▸ Teks Bacaan:
○ ○ ○ ○ ○

Pemisahan SIYASI (Politik) dan DA'WI (Dakwah)


Langkah An Nahdha Tunisia yang memisahkan siyasi (politik) dan da'wi (dakwah) bikin geger harakah di dunia, bahkan ibu harakah, IM di Mesir juga ikut geger.

Salah seorang tokoh IM, Syaikh Essam Talima (عصام تليمة) [beliau ulama Azhar, sekretaris syaikh Qardhawi] di canel Mekameleen TV (Jumat, 27/5) berbicara membahas pemisahan Siyasi dan Da'wi' dalam harakah dakwah.

Menurut beliau IM malah sangat telat memisahkan siyasi dan da'wi.

Kata beliau: IM ga memisahkan da'wi dan siyasi terjadi tarik menarik kepentingan antara beberapa pihak di partai yang mengurusi negara dengan qiyadah di IM yang padahal mereka mengurusi dakwah.

Ketika ada kesalahan ijtihad di partai dalam mengurus negara maka yang dihantam adalah IM padahal di parlemen tidak hanya FJP (partai IM).

Terus, banyak lobi-lobi politik dalam urusan negara malah menghadap mursyid, padahal presiden waktu itu Mursi dan Ketua DPR al Katatny (keduanya IM) justru ga tau menau.

Terus, rentan beberapa qiyadah yang ga faham politik di IM jadi pintu masuk musuh bikin kacau di pemerintahan Mursi.

Jadi kalau siyasi dan da'wi digabung, sering terjadi miskomunikasi antara pimpinan partai dan pimpinan IM, apalagi dengan jumlah kader yang begitu banyak.

Ini yang bikin Mursi sering ragu dalam mengambil keputusan politik, semua harus dengan kordinasi qiyadah di jamaah, padahal keputusan harus diambil cepat.

Termasuk beberapa hal yang diusulkan Erdogan tentang menghadapi kemungkinan kudeta, Mursi menerima tapi qiyadah IM menolak, dan akhirnya benar kejadian kudeta.

Menurut beliau salah satu sebab mudahnya militer 'ngemakan' IM karena itu, siyasi dan da'wi semuanya kumpul dalam satu gubuk.

○ ○ ○ ○ ○

▸ Bagian Kumpulan Data:
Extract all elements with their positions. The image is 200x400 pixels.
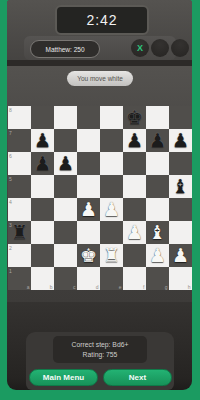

○ ○ ○ ○ ○

▸ Tugas Wajib:
A - Menurut teks bacaan, di saluran televisi apa Syaikh Essam Talima berbicara?
B - Sebutkan semua nama orang yang disebut dalam teks bacaan.
C - Tuliskan kembali bagian teks bacaan mulai dari "Jadi kalau siyasi" sampai dengan "benar kejadian kudeta.", termasuk kata-kata penutup itu.
Materi tersebut tidak ada hubungannya dengan teks bacaan.

▸ Hasil Tiap Tugas:
A - Mekameleen TV.

B - Syaikh Essam Talima, Syaikh Qardhawi, Mursi, al Katatny, Erdogan

C -
Jadi kalau siyasi dan da'wi digabung, sering terjadi miskomunikasi antara pimpinan partai dan pimpinan IM, apalagi dengan jumlah kader yang begitu banyak.

Ini yang bikin Mursi sering ragu dalam mengambil keputusan politik, semua harus dengan kordinasi qiyadah di jamaah, padahal keputusan harus diambil cepat.

Termasuk beberapa hal yang diusulkan Erdogan tentang menghadapi kemungkinan kudeta, Mursi menerima tapi qiyadah IM menolak, dan akhirnya benar kejadian kudeta.